### PROBLEM REQUIREMENTS
Below is a listing to write out in full, exactly as given, without its pictures.
◆ ◆ ◆ ◆ ◆
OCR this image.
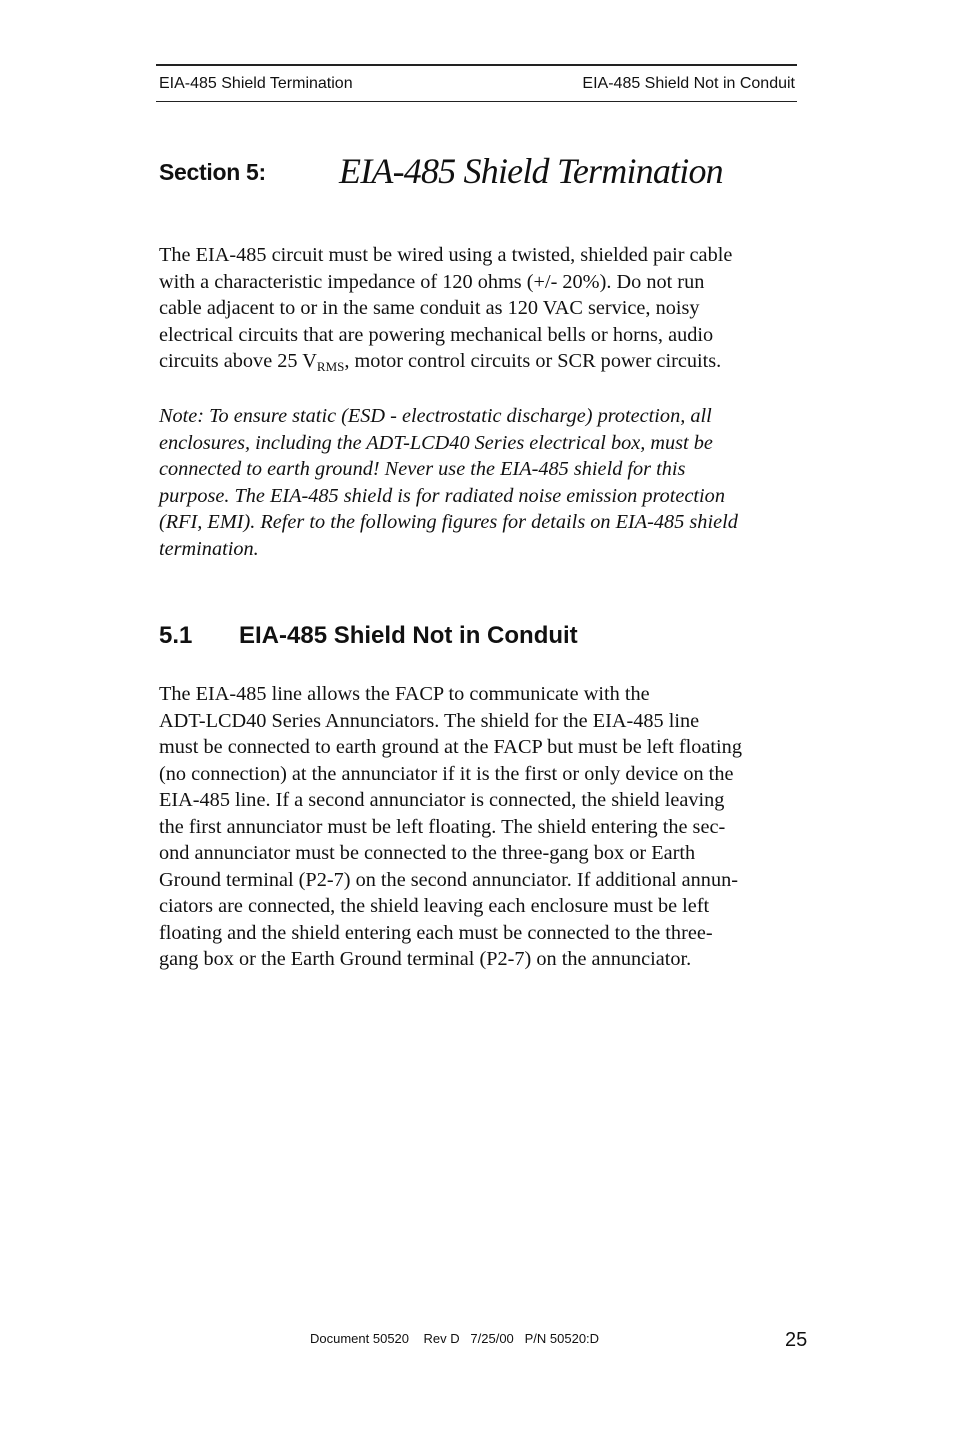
EIA-485 Shield Termination	EIA-485 Shield Not in Conduit
Section 5: EIA-485 Shield Termination
The EIA-485 circuit must be wired using a twisted, shielded pair cable
with a characteristic impedance of 120 ohms (+/- 20%). Do not run
cable adjacent to or in the same conduit as 120 VAC service, noisy
electrical circuits that are powering mechanical bells or horns, audio
circuits above 25 $V_{RMS}$, motor control circuits or SCR power circuits.
Note: To ensure static (ESD - electrostatic discharge) protection, all
enclosures, including the ADT-LCD40 Series electrical box, must be
connected to earth ground! Never use the EIA-485 shield for this
purpose. The EIA-485 shield is for radiated noise emission protection
(RFI, EMI). Refer to the following figures for details on EIA-485 shield
termination.
5.1 EIA-485 Shield Not in Conduit
The EIA-485 line allows the FACP to communicate with the
ADT-LCD40 Series Annunciators. The shield for the EIA-485 line
must be connected to earth ground at the FACP but must be left floating
(no connection) at the annunciator if it is the first or only device on the
EIA-485 line. If a second annunciator is connected, the shield leaving
the first annunciator must be left floating. The shield entering the sec-
ond annunciator must be connected to the three-gang box or Earth
Ground terminal (P2-7) on the second annunciator. If additional annun-
ciators are connected, the shield leaving each enclosure must be left
floating and the shield entering each must be connected to the three-
gang box or the Earth Ground terminal (P2-7) on the annunciator.
Document 50520    Rev D   7/25/00   P/N 50520:D	25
◆ ◆ ◆ ◆ ◆
### THE ANSWER
OCR this image.
EIA-485 Shield Termination	EIA-485 Shield Not in Conduit
Section 5: EIA-485 Shield Termination
The EIA-485 circuit must be wired using a twisted, shielded pair cable
with a characteristic impedance of 120 ohms (+/- 20%). Do not run
cable adjacent to or in the same conduit as 120 VAC service, noisy
electrical circuits that are powering mechanical bells or horns, audio
circuits above 25 $V_{RMS}$, motor control circuits or SCR power circuits.
Note: To ensure static (ESD - electrostatic discharge) protection, all
enclosures, including the ADT-LCD40 Series electrical box, must be
connected to earth ground! Never use the EIA-485 shield for this
purpose. The EIA-485 shield is for radiated noise emission protection
(RFI, EMI). Refer to the following figures for details on EIA-485 shield
termination.
5.1 EIA-485 Shield Not in Conduit
The EIA-485 line allows the FACP to communicate with the
ADT-LCD40 Series Annunciators. The shield for the EIA-485 line
must be connected to earth ground at the FACP but must be left floating
(no connection) at the annunciator if it is the first or only device on the
EIA-485 line. If a second annunciator is connected, the shield leaving
the first annunciator must be left floating. The shield entering the sec-
ond annunciator must be connected to the three-gang box or Earth
Ground terminal (P2-7) on the second annunciator. If additional annun-
ciators are connected, the shield leaving each enclosure must be left
floating and the shield entering each must be connected to the three-
gang box or the Earth Ground terminal (P2-7) on the annunciator.
Document 50520    Rev D   7/25/00   P/N 50520:D	25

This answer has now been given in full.